##### Source material

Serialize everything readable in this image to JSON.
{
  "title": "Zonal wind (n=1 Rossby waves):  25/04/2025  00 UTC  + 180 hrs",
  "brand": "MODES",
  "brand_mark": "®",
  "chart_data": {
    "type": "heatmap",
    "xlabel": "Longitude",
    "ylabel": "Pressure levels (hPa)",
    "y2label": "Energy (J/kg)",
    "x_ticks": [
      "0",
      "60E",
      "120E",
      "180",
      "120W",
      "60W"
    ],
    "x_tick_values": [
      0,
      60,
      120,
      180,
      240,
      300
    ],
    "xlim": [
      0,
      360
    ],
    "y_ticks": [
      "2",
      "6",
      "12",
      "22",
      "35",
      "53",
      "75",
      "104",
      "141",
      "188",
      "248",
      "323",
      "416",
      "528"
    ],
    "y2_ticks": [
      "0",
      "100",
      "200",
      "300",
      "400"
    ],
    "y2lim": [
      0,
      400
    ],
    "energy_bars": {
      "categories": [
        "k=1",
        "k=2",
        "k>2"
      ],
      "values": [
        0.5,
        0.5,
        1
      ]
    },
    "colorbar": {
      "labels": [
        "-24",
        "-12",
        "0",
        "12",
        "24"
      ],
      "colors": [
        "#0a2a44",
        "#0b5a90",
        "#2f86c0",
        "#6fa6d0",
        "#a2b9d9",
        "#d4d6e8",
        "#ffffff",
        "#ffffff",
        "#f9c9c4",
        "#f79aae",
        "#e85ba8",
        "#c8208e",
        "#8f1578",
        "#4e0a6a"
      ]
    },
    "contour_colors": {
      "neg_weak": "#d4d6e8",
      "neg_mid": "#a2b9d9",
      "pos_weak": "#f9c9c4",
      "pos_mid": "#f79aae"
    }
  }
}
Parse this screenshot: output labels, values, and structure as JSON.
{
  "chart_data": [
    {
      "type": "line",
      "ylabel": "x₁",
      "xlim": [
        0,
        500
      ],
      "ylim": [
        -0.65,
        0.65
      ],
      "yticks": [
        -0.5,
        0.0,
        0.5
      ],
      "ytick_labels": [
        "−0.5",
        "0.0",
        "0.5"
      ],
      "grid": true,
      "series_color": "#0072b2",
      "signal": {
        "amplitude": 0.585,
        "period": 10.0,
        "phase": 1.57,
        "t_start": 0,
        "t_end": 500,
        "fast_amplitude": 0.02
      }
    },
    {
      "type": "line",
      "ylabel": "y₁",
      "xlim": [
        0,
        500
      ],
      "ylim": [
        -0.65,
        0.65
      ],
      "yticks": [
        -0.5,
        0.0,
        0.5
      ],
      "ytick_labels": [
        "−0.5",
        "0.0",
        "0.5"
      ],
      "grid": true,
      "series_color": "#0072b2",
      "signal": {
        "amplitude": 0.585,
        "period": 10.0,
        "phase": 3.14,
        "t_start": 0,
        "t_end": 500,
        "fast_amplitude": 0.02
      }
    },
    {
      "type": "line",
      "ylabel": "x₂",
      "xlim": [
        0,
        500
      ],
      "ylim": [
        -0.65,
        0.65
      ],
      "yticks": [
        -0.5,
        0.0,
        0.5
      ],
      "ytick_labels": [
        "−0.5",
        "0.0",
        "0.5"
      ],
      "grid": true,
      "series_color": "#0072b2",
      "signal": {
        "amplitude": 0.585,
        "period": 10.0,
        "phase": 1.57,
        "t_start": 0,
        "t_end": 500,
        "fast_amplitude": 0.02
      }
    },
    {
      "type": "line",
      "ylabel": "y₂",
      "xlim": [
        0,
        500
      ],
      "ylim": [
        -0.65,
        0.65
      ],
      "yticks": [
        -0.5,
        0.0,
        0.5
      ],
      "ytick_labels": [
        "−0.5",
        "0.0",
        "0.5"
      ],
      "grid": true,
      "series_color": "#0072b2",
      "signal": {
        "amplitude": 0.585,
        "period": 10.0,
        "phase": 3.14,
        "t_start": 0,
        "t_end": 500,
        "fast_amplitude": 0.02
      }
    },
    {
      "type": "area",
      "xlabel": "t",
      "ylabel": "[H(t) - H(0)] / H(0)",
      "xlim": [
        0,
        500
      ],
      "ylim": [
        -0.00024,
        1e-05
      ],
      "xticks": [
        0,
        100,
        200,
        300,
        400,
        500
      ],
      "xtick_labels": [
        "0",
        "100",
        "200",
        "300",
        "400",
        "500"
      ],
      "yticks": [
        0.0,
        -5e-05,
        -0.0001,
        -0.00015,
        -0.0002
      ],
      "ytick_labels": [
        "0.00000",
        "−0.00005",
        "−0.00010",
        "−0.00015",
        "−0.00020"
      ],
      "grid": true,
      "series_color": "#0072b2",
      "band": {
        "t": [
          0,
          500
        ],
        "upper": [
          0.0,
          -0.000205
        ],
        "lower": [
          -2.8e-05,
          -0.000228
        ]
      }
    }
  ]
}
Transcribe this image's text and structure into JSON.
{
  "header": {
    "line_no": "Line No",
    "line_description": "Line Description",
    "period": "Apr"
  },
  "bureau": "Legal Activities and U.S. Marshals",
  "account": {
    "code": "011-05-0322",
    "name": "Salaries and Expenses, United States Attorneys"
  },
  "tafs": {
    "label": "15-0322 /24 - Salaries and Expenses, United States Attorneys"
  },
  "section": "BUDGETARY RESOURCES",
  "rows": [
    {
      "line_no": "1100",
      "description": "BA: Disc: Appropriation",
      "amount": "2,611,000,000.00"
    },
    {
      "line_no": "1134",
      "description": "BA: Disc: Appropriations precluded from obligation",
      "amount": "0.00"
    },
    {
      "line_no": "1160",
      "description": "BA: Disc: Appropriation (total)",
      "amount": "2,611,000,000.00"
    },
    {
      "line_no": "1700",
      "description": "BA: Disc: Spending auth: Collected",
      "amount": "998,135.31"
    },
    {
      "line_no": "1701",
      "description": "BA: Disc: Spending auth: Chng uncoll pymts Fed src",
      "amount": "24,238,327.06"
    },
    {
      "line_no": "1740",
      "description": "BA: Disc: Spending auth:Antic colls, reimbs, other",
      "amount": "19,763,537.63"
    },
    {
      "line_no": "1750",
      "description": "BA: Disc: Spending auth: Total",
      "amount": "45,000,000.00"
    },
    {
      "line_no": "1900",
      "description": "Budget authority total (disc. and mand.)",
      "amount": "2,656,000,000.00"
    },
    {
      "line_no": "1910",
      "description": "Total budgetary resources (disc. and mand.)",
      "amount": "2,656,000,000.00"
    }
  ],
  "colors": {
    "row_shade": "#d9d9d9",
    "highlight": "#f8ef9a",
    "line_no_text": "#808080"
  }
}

##########

Short exercise
Extract all lines from the material above that include the word "mand".

Correct output
      "description": "Budget authority total (disc. and mand.)",
      "description": "Total budgetary resources (disc. and mand.)",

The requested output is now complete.